• _GOAL_: Copy out, unchanged and in order, the lines of the entries from the very first one through the line containing "- transistor collector", with both ends included.

# GIVEN ENTRIES start

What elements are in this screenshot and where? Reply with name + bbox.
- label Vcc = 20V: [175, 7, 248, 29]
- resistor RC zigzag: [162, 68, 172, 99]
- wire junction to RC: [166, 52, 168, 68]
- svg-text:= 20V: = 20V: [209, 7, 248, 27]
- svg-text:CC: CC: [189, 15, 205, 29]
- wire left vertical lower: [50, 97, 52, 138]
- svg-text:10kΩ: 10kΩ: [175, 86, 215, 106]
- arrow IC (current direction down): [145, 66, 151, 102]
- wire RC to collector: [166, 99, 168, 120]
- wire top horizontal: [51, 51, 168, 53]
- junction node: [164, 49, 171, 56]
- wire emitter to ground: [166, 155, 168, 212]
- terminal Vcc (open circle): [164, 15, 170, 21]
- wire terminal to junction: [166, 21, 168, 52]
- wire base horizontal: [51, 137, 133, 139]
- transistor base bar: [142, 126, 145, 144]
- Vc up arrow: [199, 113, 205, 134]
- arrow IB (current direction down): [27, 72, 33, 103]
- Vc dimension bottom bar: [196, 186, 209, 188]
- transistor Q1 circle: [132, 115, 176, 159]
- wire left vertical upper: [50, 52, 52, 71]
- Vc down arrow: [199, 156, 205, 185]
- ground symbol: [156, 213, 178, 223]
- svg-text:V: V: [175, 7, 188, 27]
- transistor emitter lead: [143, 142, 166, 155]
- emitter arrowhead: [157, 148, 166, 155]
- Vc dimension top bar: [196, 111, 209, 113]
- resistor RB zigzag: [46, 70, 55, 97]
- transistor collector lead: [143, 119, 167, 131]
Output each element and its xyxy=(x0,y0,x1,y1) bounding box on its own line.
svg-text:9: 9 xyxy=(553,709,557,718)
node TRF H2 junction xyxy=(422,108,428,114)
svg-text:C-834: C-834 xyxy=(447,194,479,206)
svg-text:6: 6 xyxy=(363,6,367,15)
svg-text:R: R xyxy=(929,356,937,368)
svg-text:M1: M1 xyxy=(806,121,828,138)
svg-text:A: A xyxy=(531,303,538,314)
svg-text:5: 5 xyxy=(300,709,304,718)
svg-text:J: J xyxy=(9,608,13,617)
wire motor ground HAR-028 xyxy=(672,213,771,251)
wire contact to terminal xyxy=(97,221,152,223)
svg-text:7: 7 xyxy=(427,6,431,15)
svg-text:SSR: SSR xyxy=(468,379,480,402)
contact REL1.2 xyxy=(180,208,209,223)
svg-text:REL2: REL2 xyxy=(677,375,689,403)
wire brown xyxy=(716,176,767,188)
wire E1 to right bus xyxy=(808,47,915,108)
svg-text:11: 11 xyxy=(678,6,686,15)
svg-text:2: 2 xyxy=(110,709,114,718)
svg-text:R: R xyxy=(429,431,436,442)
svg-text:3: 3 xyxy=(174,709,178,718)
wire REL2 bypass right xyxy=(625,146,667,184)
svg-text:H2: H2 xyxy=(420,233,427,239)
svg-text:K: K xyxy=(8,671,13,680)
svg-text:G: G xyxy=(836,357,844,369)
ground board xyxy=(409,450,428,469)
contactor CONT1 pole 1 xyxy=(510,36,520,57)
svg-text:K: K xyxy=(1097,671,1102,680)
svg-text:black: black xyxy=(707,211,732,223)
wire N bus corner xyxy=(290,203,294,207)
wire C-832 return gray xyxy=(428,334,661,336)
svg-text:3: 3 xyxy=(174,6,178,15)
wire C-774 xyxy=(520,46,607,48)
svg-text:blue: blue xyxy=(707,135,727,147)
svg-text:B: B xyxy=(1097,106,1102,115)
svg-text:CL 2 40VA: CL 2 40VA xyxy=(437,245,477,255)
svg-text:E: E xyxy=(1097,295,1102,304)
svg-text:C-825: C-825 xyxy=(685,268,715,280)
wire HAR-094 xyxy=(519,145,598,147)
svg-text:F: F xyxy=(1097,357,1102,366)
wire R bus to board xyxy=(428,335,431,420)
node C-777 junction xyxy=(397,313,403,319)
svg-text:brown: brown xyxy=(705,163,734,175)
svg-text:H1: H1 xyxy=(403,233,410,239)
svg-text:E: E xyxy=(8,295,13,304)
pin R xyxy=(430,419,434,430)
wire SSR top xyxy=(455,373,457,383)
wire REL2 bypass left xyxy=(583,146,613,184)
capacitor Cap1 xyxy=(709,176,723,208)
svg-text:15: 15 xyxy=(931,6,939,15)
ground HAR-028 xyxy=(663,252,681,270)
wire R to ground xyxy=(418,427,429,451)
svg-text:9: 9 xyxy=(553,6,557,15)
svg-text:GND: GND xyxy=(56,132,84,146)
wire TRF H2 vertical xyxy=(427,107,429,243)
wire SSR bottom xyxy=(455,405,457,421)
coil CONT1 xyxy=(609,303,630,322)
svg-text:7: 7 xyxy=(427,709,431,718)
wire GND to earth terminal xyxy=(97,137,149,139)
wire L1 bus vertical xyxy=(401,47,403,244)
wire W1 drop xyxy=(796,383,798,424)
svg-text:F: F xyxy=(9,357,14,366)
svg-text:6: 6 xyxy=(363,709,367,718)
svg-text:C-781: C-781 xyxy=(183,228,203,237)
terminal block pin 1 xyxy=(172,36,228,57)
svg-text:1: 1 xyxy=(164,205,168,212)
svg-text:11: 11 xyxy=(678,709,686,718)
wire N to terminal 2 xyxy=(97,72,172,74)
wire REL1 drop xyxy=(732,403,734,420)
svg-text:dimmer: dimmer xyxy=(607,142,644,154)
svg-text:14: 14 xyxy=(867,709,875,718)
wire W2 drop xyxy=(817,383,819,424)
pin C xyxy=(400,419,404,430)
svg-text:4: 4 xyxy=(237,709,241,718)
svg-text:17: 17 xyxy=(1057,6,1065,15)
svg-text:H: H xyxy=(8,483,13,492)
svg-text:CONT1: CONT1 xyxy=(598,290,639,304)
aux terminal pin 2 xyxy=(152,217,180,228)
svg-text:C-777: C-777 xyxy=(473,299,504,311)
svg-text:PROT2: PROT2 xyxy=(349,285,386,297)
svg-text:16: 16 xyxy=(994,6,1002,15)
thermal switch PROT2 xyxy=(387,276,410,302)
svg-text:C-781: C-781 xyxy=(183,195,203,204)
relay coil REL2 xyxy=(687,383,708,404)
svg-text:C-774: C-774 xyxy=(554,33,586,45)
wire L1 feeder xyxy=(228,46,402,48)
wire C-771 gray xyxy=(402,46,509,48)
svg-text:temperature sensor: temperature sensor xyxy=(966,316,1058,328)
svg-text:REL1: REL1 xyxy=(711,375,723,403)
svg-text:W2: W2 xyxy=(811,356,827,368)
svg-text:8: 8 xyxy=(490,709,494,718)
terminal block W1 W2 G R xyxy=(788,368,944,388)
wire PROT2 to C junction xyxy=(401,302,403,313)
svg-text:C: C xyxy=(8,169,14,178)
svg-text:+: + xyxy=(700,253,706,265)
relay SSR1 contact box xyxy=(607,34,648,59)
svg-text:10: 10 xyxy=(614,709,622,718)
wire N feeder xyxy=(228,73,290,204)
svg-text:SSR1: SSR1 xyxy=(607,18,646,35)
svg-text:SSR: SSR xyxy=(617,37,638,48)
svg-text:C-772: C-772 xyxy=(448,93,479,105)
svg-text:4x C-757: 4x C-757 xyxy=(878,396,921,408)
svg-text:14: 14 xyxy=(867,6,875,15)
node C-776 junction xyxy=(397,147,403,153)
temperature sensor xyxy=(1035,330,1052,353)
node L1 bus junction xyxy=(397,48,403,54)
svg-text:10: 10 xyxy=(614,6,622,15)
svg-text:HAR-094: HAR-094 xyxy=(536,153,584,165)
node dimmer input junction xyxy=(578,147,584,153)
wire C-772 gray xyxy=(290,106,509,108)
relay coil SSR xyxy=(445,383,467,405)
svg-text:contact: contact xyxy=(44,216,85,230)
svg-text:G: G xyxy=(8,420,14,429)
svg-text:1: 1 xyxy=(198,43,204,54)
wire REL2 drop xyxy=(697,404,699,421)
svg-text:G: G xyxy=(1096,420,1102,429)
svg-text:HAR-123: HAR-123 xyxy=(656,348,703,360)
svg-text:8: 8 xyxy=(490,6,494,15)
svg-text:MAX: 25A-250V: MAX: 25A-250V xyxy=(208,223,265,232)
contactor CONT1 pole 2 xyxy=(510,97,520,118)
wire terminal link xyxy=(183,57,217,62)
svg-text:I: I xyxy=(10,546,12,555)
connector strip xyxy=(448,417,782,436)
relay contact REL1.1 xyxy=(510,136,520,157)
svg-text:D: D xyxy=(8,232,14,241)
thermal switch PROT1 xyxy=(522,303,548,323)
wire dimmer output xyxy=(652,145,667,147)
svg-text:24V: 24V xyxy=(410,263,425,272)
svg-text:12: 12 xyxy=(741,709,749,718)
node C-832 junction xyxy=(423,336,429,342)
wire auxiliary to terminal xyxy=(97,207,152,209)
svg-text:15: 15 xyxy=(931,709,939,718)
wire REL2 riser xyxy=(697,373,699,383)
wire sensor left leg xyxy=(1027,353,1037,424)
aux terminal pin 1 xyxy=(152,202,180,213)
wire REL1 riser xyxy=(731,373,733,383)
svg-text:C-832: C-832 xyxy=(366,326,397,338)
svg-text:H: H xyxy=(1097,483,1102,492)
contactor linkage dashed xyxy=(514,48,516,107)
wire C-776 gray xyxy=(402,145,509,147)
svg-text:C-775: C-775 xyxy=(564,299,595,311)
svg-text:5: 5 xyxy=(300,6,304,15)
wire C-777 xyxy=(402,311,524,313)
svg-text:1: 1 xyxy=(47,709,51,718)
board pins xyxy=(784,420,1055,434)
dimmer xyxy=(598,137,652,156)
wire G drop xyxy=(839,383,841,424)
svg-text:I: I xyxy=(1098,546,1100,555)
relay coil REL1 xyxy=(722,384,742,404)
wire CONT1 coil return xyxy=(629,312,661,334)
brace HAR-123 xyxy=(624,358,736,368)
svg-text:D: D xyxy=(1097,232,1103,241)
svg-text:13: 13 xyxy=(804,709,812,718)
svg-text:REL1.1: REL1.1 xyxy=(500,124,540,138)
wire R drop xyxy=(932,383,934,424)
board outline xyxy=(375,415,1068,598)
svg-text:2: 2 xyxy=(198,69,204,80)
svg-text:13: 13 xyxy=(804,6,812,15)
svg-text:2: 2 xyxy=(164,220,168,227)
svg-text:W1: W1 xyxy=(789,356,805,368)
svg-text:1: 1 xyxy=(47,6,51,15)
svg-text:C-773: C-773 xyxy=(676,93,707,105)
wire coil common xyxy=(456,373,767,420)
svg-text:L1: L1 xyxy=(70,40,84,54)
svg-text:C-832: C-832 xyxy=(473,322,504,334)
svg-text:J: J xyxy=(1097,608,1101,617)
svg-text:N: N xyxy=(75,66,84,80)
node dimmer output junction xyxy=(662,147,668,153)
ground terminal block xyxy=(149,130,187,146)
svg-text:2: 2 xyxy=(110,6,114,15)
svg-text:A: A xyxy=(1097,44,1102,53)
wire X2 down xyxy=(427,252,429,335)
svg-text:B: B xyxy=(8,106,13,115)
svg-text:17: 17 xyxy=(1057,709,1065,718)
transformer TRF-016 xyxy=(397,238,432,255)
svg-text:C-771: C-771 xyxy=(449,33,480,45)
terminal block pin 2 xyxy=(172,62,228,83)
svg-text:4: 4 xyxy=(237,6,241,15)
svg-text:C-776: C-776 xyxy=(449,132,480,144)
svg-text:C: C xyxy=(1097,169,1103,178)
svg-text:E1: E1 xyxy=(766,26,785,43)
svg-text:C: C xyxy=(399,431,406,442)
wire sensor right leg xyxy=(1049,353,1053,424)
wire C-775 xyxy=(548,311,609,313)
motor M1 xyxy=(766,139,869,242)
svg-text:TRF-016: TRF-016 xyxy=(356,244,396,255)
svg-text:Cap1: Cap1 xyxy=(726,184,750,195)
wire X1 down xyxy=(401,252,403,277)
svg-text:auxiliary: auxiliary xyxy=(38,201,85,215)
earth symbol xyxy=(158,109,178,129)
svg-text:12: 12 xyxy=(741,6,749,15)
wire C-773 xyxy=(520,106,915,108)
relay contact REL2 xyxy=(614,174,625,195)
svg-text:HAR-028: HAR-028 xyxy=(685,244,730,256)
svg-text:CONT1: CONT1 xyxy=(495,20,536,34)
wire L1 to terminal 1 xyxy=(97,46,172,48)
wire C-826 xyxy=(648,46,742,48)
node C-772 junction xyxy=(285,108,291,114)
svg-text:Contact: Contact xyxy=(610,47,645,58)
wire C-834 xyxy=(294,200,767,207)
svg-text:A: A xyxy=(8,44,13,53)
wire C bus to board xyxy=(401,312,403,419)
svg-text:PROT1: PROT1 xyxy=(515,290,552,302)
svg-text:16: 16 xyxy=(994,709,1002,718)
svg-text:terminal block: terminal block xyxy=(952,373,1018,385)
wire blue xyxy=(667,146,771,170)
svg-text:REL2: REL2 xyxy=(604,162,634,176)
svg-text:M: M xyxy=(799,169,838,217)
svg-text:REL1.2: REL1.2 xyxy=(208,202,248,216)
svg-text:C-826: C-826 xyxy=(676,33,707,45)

# GIVEN ENTRIES end

• _RESULT_:
What elements are in this screenshot and where? Reply with name + bbox.
- label Vcc = 20V: [175, 7, 248, 29]
- resistor RC zigzag: [162, 68, 172, 99]
- wire junction to RC: [166, 52, 168, 68]
- svg-text:= 20V: = 20V: [209, 7, 248, 27]
- svg-text:CC: CC: [189, 15, 205, 29]
- wire left vertical lower: [50, 97, 52, 138]
- svg-text:10kΩ: 10kΩ: [175, 86, 215, 106]
- arrow IC (current direction down): [145, 66, 151, 102]
- wire RC to collector: [166, 99, 168, 120]
- wire top horizontal: [51, 51, 168, 53]
- junction node: [164, 49, 171, 56]
- wire emitter to ground: [166, 155, 168, 212]
- terminal Vcc (open circle): [164, 15, 170, 21]
- wire terminal to junction: [166, 21, 168, 52]
- wire base horizontal: [51, 137, 133, 139]
- transistor base bar: [142, 126, 145, 144]
- Vc up arrow: [199, 113, 205, 134]
- arrow IB (current direction down): [27, 72, 33, 103]
- Vc dimension bottom bar: [196, 186, 209, 188]
- transistor Q1 circle: [132, 115, 176, 159]
- wire left vertical upper: [50, 52, 52, 71]
- Vc down arrow: [199, 156, 205, 185]
- ground symbol: [156, 213, 178, 223]
- svg-text:V: V: [175, 7, 188, 27]
- transistor emitter lead: [143, 142, 166, 155]
- emitter arrowhead: [157, 148, 166, 155]
- Vc dimension top bar: [196, 111, 209, 113]
- resistor RB zigzag: [46, 70, 55, 97]
- transistor collector lead: [143, 119, 167, 131]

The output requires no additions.